◆ DO THIS
Leave out the pictures and transcribe the rest of the records exactly.

# MATERIAL start

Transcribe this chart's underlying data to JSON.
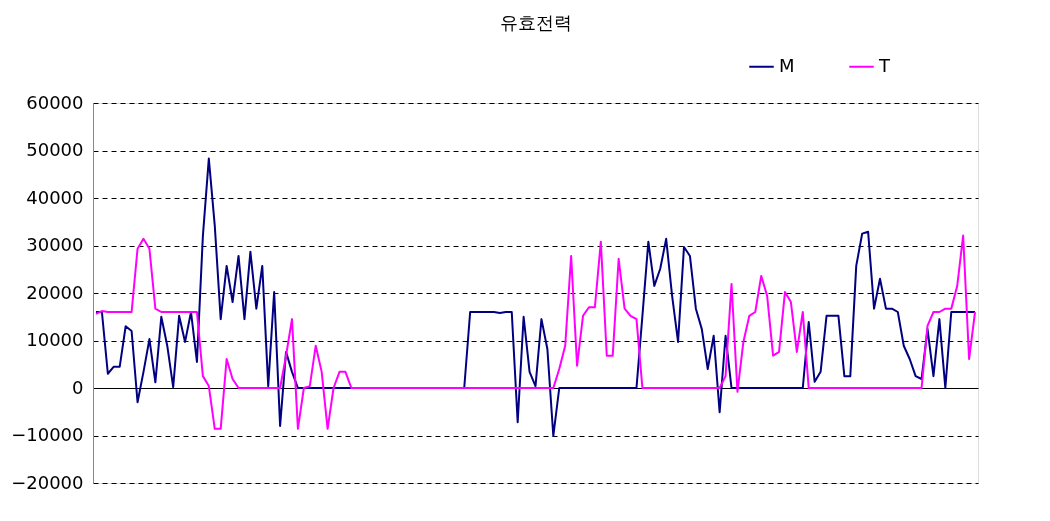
{
  "chart_data": {
    "type": "line",
    "title": "유효전력",
    "categories": [
      null,
      null,
      null,
      null,
      null,
      null,
      null,
      null,
      null,
      null,
      null,
      null,
      null,
      null,
      null,
      null,
      null,
      null,
      null,
      null,
      null,
      null,
      null,
      null,
      null,
      null,
      null,
      null,
      null,
      null,
      null,
      null,
      null,
      null,
      null,
      null,
      null,
      null,
      null,
      null,
      null,
      null,
      null,
      null,
      null,
      null,
      null,
      null,
      null,
      null,
      null,
      null,
      null,
      null,
      null,
      null,
      null,
      null,
      null,
      null,
      null,
      null,
      null,
      null,
      null,
      null,
      null,
      null,
      null,
      null,
      null,
      null,
      null,
      null,
      null,
      null,
      null,
      null,
      null,
      null,
      null,
      null,
      null,
      null,
      null,
      null,
      null,
      null,
      null,
      null,
      null,
      null,
      null,
      null,
      null,
      null,
      null,
      null,
      null,
      null,
      null,
      null,
      null,
      null,
      null,
      null,
      null,
      null,
      null,
      null,
      null,
      null,
      null,
      null,
      null,
      null,
      null,
      null,
      null,
      null,
      null,
      null,
      null,
      null,
      null,
      null,
      null,
      null,
      null,
      null,
      null,
      null,
      null,
      null,
      null,
      null,
      null,
      null,
      null,
      null,
      null,
      null,
      null,
      null,
      null,
      null,
      null,
      null,
      null
    ],
    "series": [
      {
        "name": "M",
        "color": "#000080",
        "values": [
          16000,
          16000,
          3000,
          4500,
          4500,
          13000,
          12000,
          -3000,
          3400,
          10300,
          1200,
          15000,
          8900,
          200,
          15200,
          9700,
          16000,
          5500,
          32000,
          48300,
          34200,
          14500,
          25700,
          18100,
          27800,
          14500,
          28700,
          16700,
          25700,
          400,
          20200,
          -8000,
          7600,
          3400,
          0,
          0,
          0,
          0,
          0,
          0,
          0,
          0,
          0,
          0,
          0,
          0,
          0,
          0,
          0,
          0,
          0,
          0,
          0,
          0,
          0,
          0,
          0,
          0,
          0,
          0,
          0,
          0,
          0,
          16000,
          16000,
          16000,
          16000,
          16000,
          15800,
          16000,
          16000,
          -7200,
          15000,
          3400,
          400,
          14500,
          8200,
          -10100,
          0,
          0,
          0,
          0,
          0,
          0,
          0,
          0,
          0,
          0,
          0,
          0,
          0,
          0,
          15200,
          30800,
          21500,
          25100,
          31400,
          19400,
          9700,
          29700,
          27800,
          16700,
          12400,
          4000,
          11000,
          -5100,
          11000,
          0,
          0,
          0,
          0,
          0,
          0,
          0,
          0,
          0,
          0,
          0,
          0,
          0,
          13900,
          1300,
          3400,
          15200,
          15200,
          15200,
          2500,
          2500,
          25700,
          32500,
          32900,
          16700,
          23000,
          16700,
          16700,
          16000,
          8900,
          6100,
          2500,
          1900,
          12400,
          2500,
          14500,
          0,
          16000,
          16000,
          16000,
          16000,
          16000
        ]
      },
      {
        "name": "T",
        "color": "#ff00ff",
        "values": [
          15600,
          16200,
          16000,
          16000,
          16000,
          16000,
          16000,
          29300,
          31400,
          29300,
          16700,
          16000,
          16000,
          16000,
          16000,
          16000,
          16000,
          16000,
          2500,
          400,
          -8600,
          -8600,
          6100,
          1900,
          0,
          0,
          0,
          0,
          0,
          0,
          0,
          0,
          6800,
          14500,
          -8600,
          0,
          400,
          8900,
          3400,
          -8600,
          0,
          3400,
          3400,
          0,
          0,
          0,
          0,
          0,
          0,
          0,
          0,
          0,
          0,
          0,
          0,
          0,
          0,
          0,
          0,
          0,
          0,
          0,
          0,
          0,
          0,
          0,
          0,
          0,
          0,
          0,
          0,
          0,
          0,
          0,
          0,
          0,
          0,
          0,
          4000,
          8900,
          27800,
          4700,
          15200,
          17000,
          17000,
          30800,
          6800,
          6800,
          27200,
          16700,
          15200,
          14500,
          0,
          0,
          0,
          0,
          0,
          0,
          0,
          0,
          0,
          0,
          0,
          0,
          0,
          0,
          2500,
          21900,
          -800,
          9700,
          15200,
          16000,
          23600,
          19400,
          6800,
          7600,
          20200,
          18100,
          7600,
          16000,
          0,
          0,
          0,
          0,
          0,
          0,
          0,
          0,
          0,
          0,
          0,
          0,
          0,
          0,
          0,
          0,
          0,
          0,
          0,
          0,
          13100,
          16000,
          16000,
          16700,
          16700,
          21500,
          32100,
          6100,
          16000
        ]
      }
    ],
    "ylim": [
      -20000,
      60000
    ],
    "yticks": [
      -20000,
      -10000,
      0,
      10000,
      20000,
      30000,
      40000,
      50000,
      60000
    ],
    "grid": "y",
    "legend": "top right",
    "tick_labels": "y"
  }
}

# MATERIAL end

◆ IN RESPONSE
Transcribe this chart's underlying data to JSON.
{
  "chart_data": {
    "type": "line",
    "title": "유효전력",
    "categories": [
      null,
      null,
      null,
      null,
      null,
      null,
      null,
      null,
      null,
      null,
      null,
      null,
      null,
      null,
      null,
      null,
      null,
      null,
      null,
      null,
      null,
      null,
      null,
      null,
      null,
      null,
      null,
      null,
      null,
      null,
      null,
      null,
      null,
      null,
      null,
      null,
      null,
      null,
      null,
      null,
      null,
      null,
      null,
      null,
      null,
      null,
      null,
      null,
      null,
      null,
      null,
      null,
      null,
      null,
      null,
      null,
      null,
      null,
      null,
      null,
      null,
      null,
      null,
      null,
      null,
      null,
      null,
      null,
      null,
      null,
      null,
      null,
      null,
      null,
      null,
      null,
      null,
      null,
      null,
      null,
      null,
      null,
      null,
      null,
      null,
      null,
      null,
      null,
      null,
      null,
      null,
      null,
      null,
      null,
      null,
      null,
      null,
      null,
      null,
      null,
      null,
      null,
      null,
      null,
      null,
      null,
      null,
      null,
      null,
      null,
      null,
      null,
      null,
      null,
      null,
      null,
      null,
      null,
      null,
      null,
      null,
      null,
      null,
      null,
      null,
      null,
      null,
      null,
      null,
      null,
      null,
      null,
      null,
      null,
      null,
      null,
      null,
      null,
      null,
      null,
      null,
      null,
      null,
      null,
      null,
      null,
      null,
      null,
      null
    ],
    "series": [
      {
        "name": "M",
        "color": "#000080",
        "values": [
          16000,
          16000,
          3000,
          4500,
          4500,
          13000,
          12000,
          -3000,
          3400,
          10300,
          1200,
          15000,
          8900,
          200,
          15200,
          9700,
          16000,
          5500,
          32000,
          48300,
          34200,
          14500,
          25700,
          18100,
          27800,
          14500,
          28700,
          16700,
          25700,
          400,
          20200,
          -8000,
          7600,
          3400,
          0,
          0,
          0,
          0,
          0,
          0,
          0,
          0,
          0,
          0,
          0,
          0,
          0,
          0,
          0,
          0,
          0,
          0,
          0,
          0,
          0,
          0,
          0,
          0,
          0,
          0,
          0,
          0,
          0,
          16000,
          16000,
          16000,
          16000,
          16000,
          15800,
          16000,
          16000,
          -7200,
          15000,
          3400,
          400,
          14500,
          8200,
          -10100,
          0,
          0,
          0,
          0,
          0,
          0,
          0,
          0,
          0,
          0,
          0,
          0,
          0,
          0,
          15200,
          30800,
          21500,
          25100,
          31400,
          19400,
          9700,
          29700,
          27800,
          16700,
          12400,
          4000,
          11000,
          -5100,
          11000,
          0,
          0,
          0,
          0,
          0,
          0,
          0,
          0,
          0,
          0,
          0,
          0,
          0,
          13900,
          1300,
          3400,
          15200,
          15200,
          15200,
          2500,
          2500,
          25700,
          32500,
          32900,
          16700,
          23000,
          16700,
          16700,
          16000,
          8900,
          6100,
          2500,
          1900,
          12400,
          2500,
          14500,
          0,
          16000,
          16000,
          16000,
          16000,
          16000
        ]
      },
      {
        "name": "T",
        "color": "#ff00ff",
        "values": [
          15600,
          16200,
          16000,
          16000,
          16000,
          16000,
          16000,
          29300,
          31400,
          29300,
          16700,
          16000,
          16000,
          16000,
          16000,
          16000,
          16000,
          16000,
          2500,
          400,
          -8600,
          -8600,
          6100,
          1900,
          0,
          0,
          0,
          0,
          0,
          0,
          0,
          0,
          6800,
          14500,
          -8600,
          0,
          400,
          8900,
          3400,
          -8600,
          0,
          3400,
          3400,
          0,
          0,
          0,
          0,
          0,
          0,
          0,
          0,
          0,
          0,
          0,
          0,
          0,
          0,
          0,
          0,
          0,
          0,
          0,
          0,
          0,
          0,
          0,
          0,
          0,
          0,
          0,
          0,
          0,
          0,
          0,
          0,
          0,
          0,
          0,
          4000,
          8900,
          27800,
          4700,
          15200,
          17000,
          17000,
          30800,
          6800,
          6800,
          27200,
          16700,
          15200,
          14500,
          0,
          0,
          0,
          0,
          0,
          0,
          0,
          0,
          0,
          0,
          0,
          0,
          0,
          0,
          2500,
          21900,
          -800,
          9700,
          15200,
          16000,
          23600,
          19400,
          6800,
          7600,
          20200,
          18100,
          7600,
          16000,
          0,
          0,
          0,
          0,
          0,
          0,
          0,
          0,
          0,
          0,
          0,
          0,
          0,
          0,
          0,
          0,
          0,
          0,
          0,
          0,
          13100,
          16000,
          16000,
          16700,
          16700,
          21500,
          32100,
          6100,
          16000
        ]
      }
    ],
    "ylim": [
      -20000,
      60000
    ],
    "yticks": [
      -20000,
      -10000,
      0,
      10000,
      20000,
      30000,
      40000,
      50000,
      60000
    ],
    "grid": "y",
    "legend": "top right",
    "tick_labels": "y"
  }
}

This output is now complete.